* Record list:
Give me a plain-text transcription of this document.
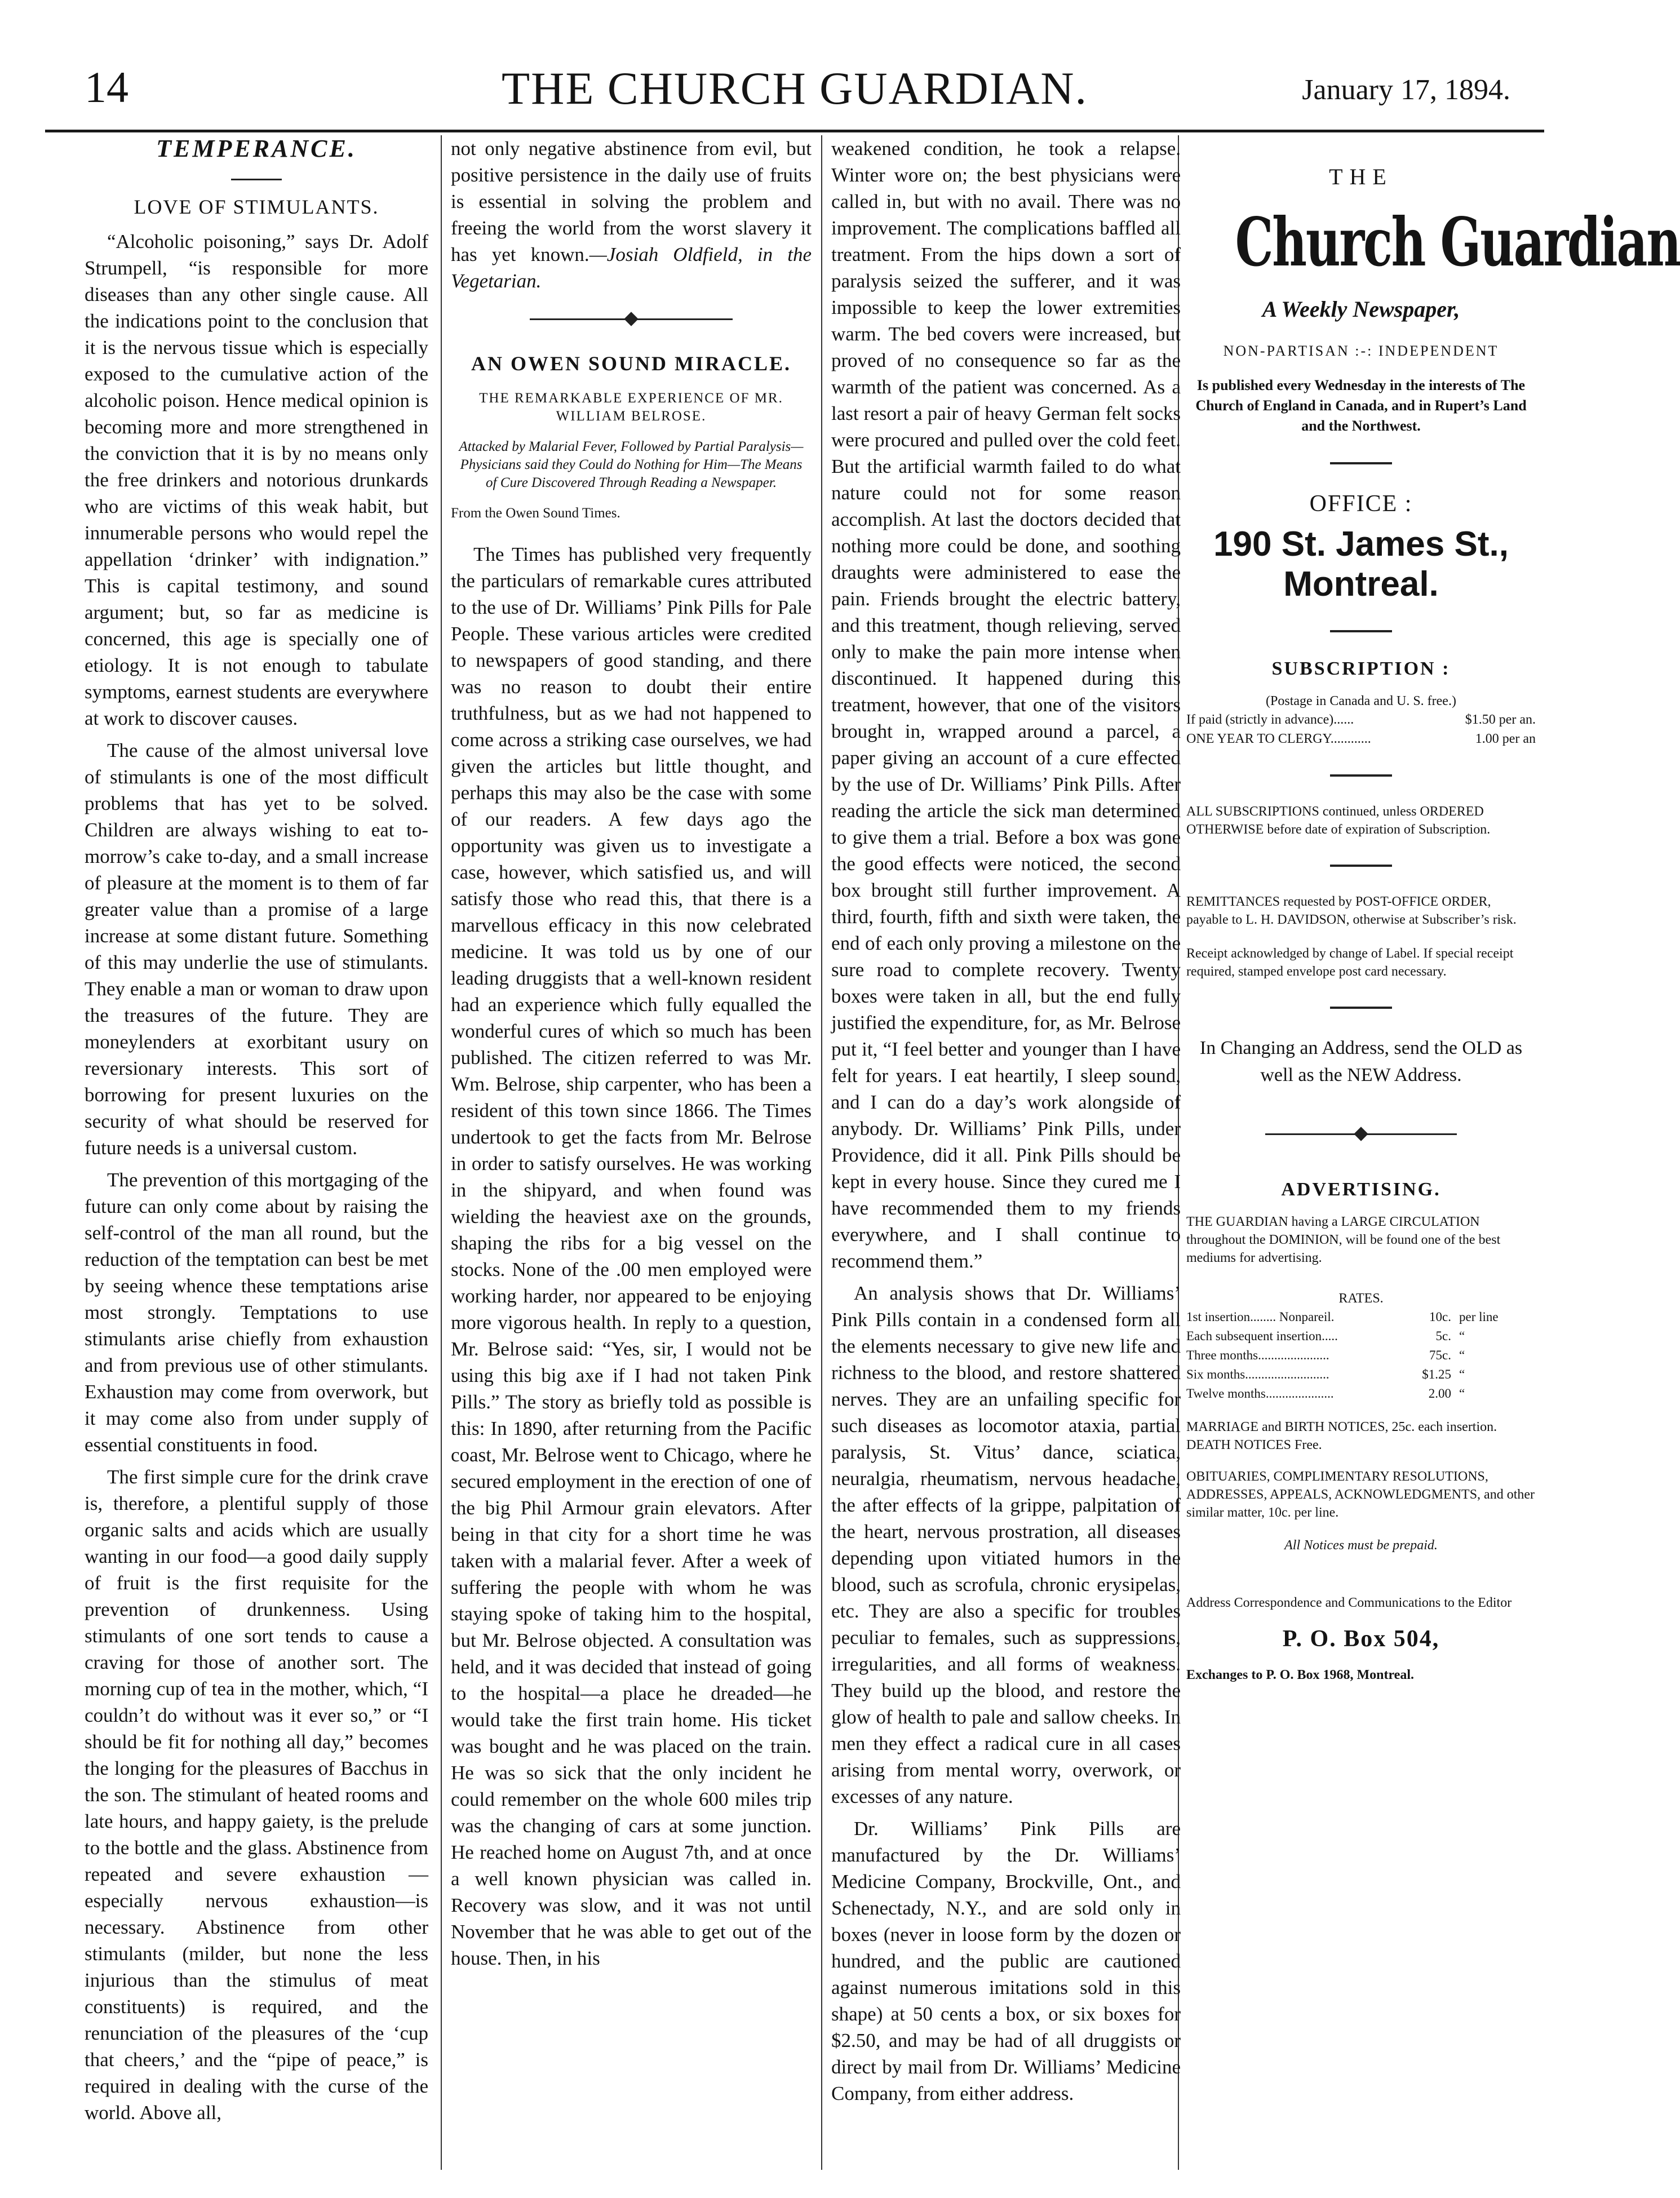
14	THE CHURCH GUARDIAN.	January 17, 1894.
TEMPERANCE.
LOVE OF STIMULANTS.

“Alcoholic poisoning,” says Dr. Adolf Strumpell, “is responsible for more diseases than any other single cause. All the indications point to the conclusion that it is the nervous tissue which is especially exposed to the cumulative action of the alcoholic poison. Hence medical opinion is becoming more and more strengthened in the conviction that it is by no means only the free drinkers and notorious drunkards who are victims of this weak habit, but innumerable persons who would repel the appellation ‘drinker’ with indignation.” This is capital testimony, and sound argument; but, so far as medicine is concerned, this age is specially one of etiology. It is not enough to tabulate symptoms, earnest students are everywhere at work to discover causes.

The cause of the almost universal love of stimulants is one of the most difficult problems that has yet to be solved. Children are always wishing to eat to-morrow’s cake to-day, and a small increase of pleasure at the moment is to them of far greater value than a promise of a large increase at some distant future. Something of this may underlie the use of stimulants. They enable a man or woman to draw upon the treasures of the future. They are moneylenders at exorbitant usury on reversionary interests. This sort of borrowing for present luxuries on the security of what should be reserved for future needs is a universal custom.

The prevention of this mortgaging of the future can only come about by raising the self-control of the man all round, but the reduction of the temptation can best be met by seeing whence these temptations arise most strongly. Temptations to use stimulants arise chiefly from exhaustion and from previous use of other stimulants. Exhaustion may come from overwork, but it may come also from under supply of essential constituents in food.

The first simple cure for the drink crave is, therefore, a plentiful supply of those organic salts and acids which are usually wanting in our food—a good daily supply of fruit is the first requisite for the prevention of drunkenness. Using stimulants of one sort tends to cause a craving for those of another sort. The morning cup of tea in the mother, which, “I couldn’t do without was it ever so,” or “I should be fit for nothing all day,” becomes the longing for the pleasures of Bacchus in the son. The stimulant of heated rooms and late hours, and happy gaiety, is the prelude to the bottle and the glass. Abstinence from repeated and severe exhaustion —especially nervous exhaustion—is necessary. Abstinence from other stimulants (milder, but none the less injurious than the stimulus of meat constituents) is required, and the renunciation of the pleasures of the ‘cup that cheers,’ and the “pipe of peace,” is required in dealing with the curse of the world. Above all,

not only negative abstinence from evil, but positive persistence in the daily use of fruits is essential in solving the problem and freeing the world from the worst slavery it has yet known.—Josiah Oldfield, in the Vegetarian.

AN OWEN SOUND MIRACLE.
THE REMARKABLE EXPERIENCE OF MR. WILLIAM BELROSE.
Attacked by Malarial Fever, Followed by Partial Paralysis—Physicians said they Could do Nothing for Him—The Means of Cure Discovered Through Reading a Newspaper.
From the Owen Sound Times.

The Times has published very frequently the particulars of remarkable cures attributed to the use of Dr. Williams’ Pink Pills for Pale People. These various articles were credited to newspapers of good standing, and there was no reason to doubt their entire truthfulness, but as we had not happened to come across a striking case ourselves, we had given the articles but little thought, and perhaps this may also be the case with some of our readers. A few days ago the opportunity was given us to investigate a case, however, which satisfied us, and will satisfy those who read this, that there is a marvellous efficacy in this now celebrated medicine. It was told us by one of our leading druggists that a well-known resident had an experience which fully equalled the wonderful cures of which so much has been published. The citizen referred to was Mr. Wm. Belrose, ship carpenter, who has been a resident of this town since 1866. The Times undertook to get the facts from Mr. Belrose in order to satisfy ourselves. He was working in the shipyard, and when found was wielding the heaviest axe on the grounds, shaping the ribs for a big vessel on the stocks. None of the .00 men employed were working harder, nor appeared to be enjoying more vigorous health. In reply to a question, Mr. Belrose said: “Yes, sir, I would not be using this big axe if I had not taken Pink Pills.” The story as briefly told as possible is this: In 1890, after returning from the Pacific coast, Mr. Belrose went to Chicago, where he secured employment in the erection of one of the big Phil Armour grain elevators. After being in that city for a short time he was taken with a malarial fever. After a week of suffering the people with whom he was staying spoke of taking him to the hospital, but Mr. Belrose objected. A consultation was held, and it was decided that instead of going to the hospital—a place he dreaded—he would take the first train home. His ticket was bought and he was placed on the train. He was so sick that the only incident he could remember on the whole 600 miles trip was the changing of cars at some junction. He reached home on August 7th, and at once a well known physician was called in. Recovery was slow, and it was not until November that he was able to get out of the house. Then, in his

weakened condition, he took a relapse. Winter wore on; the best physicians were called in, but with no avail. There was no improvement. The complications baffled all treatment. From the hips down a sort of paralysis seized the sufferer, and it was impossible to keep the lower extremities warm. The bed covers were increased, but proved of no consequence so far as the warmth of the patient was concerned. As a last resort a pair of heavy German felt socks were procured and pulled over the cold feet. But the artificial warmth failed to do what nature could not for some reason accomplish. At last the doctors decided that nothing more could be done, and soothing draughts were administered to ease the pain. Friends brought the electric battery, and this treatment, though relieving, served only to make the pain more intense when discontinued. It happened during this treatment, however, that one of the visitors brought in, wrapped around a parcel, a paper giving an account of a cure effected by the use of Dr. Williams’ Pink Pills. After reading the article the sick man determined to give them a trial. Before a box was gone the good effects were noticed, the second box brought still further improvement. A third, fourth, fifth and sixth were taken, the end of each only proving a milestone on the sure road to complete recovery. Twenty boxes were taken in all, but the end fully justified the expenditure, for, as Mr. Belrose put it, “I feel better and younger than I have felt for years. I eat heartily, I sleep sound, and I can do a day’s work alongside of anybody. Dr. Williams’ Pink Pills, under Providence, did it all. Pink Pills should be kept in every house. Since they cured me I have recommended them to my friends everywhere, and I shall continue to recommend them.”

An analysis shows that Dr. Williams’ Pink Pills contain in a condensed form all the elements necessary to give new life and richness to the blood, and restore shattered nerves. They are an unfailing specific for such diseases as locomotor ataxia, partial paralysis, St. Vitus’ dance, sciatica, neuralgia, rheumatism, nervous headache, the after effects of la grippe, palpitation of the heart, nervous prostration, all diseases depending upon vitiated humors in the blood, such as scrofula, chronic erysipelas, etc. They are also a specific for troubles peculiar to females, such as suppressions, irregularities, and all forms of weakness. They build up the blood, and restore the glow of health to pale and sallow cheeks. In men they effect a radical cure in all cases arising from mental worry, overwork, or excesses of any nature.

Dr. Williams’ Pink Pills are manufactured by the Dr. Williams’ Medicine Company, Brockville, Ont., and Schenectady, N.Y., and are sold only in boxes (never in loose form by the dozen or hundred, and the public are cautioned against numerous imitations sold in this shape) at 50 cents a box, or six boxes for $2.50, and may be had of all druggists or direct by mail from Dr. Williams’ Medicine Company, from either address.

THE
Church Guardian
A Weekly Newspaper,
NON-PARTISAN :-: INDEPENDENT
Is published every Wednesday in the interests of The Church of England in Canada, and in Rupert’s Land and the Northwest.
OFFICE :
190 St. James St., Montreal.
SUBSCRIPTION :
(Postage in Canada and U. S. free.)
If paid (strictly in advance)......	$1.50 per an.
ONE YEAR TO CLERGY............	1.00 per an
ALL SUBSCRIPTIONS continued, unless ORDERED OTHERWISE before date of expiration of Subscription.
REMITTANCES requested by POST-OFFICE ORDER, payable to L. H. DAVIDSON, otherwise at Subscriber’s risk.
Receipt acknowledged by change of Label. If special receipt required, stamped envelope post card necessary.
In Changing an Address, send the OLD as well as the NEW Address.
ADVERTISING.
THE GUARDIAN having a LARGE CIRCULATION throughout the DOMINION, will be found one of the best mediums for advertising.
RATES.
1st insertion........ Nonpareil.	10c. per line
Each subsequent insertion.....	5c. “
Three months......................	75c. “
Six months..........................	$1.25 “
Twelve months.....................	2.00 “
MARRIAGE and BIRTH NOTICES, 25c. each insertion. DEATH NOTICES Free.
OBITUARIES, COMPLIMENTARY RESOLUTIONS, ADDRESSES, APPEALS, ACKNOWLEDGMENTS, and other similar matter, 10c. per line.
All Notices must be prepaid.
Address Correspondence and Communications to the Editor
P. O. Box 504,
Exchanges to P. O. Box 1968, Montreal.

* Exercise directions: Copy down every line of the material above that includes the string "insertion".

* Expected answer:
1st insertion........ Nonpareil.	10c. per line
Each subsequent insertion.....	5c. “
MARRIAGE and BIRTH NOTICES, 25c. each insertion. DEATH NOTICES Free.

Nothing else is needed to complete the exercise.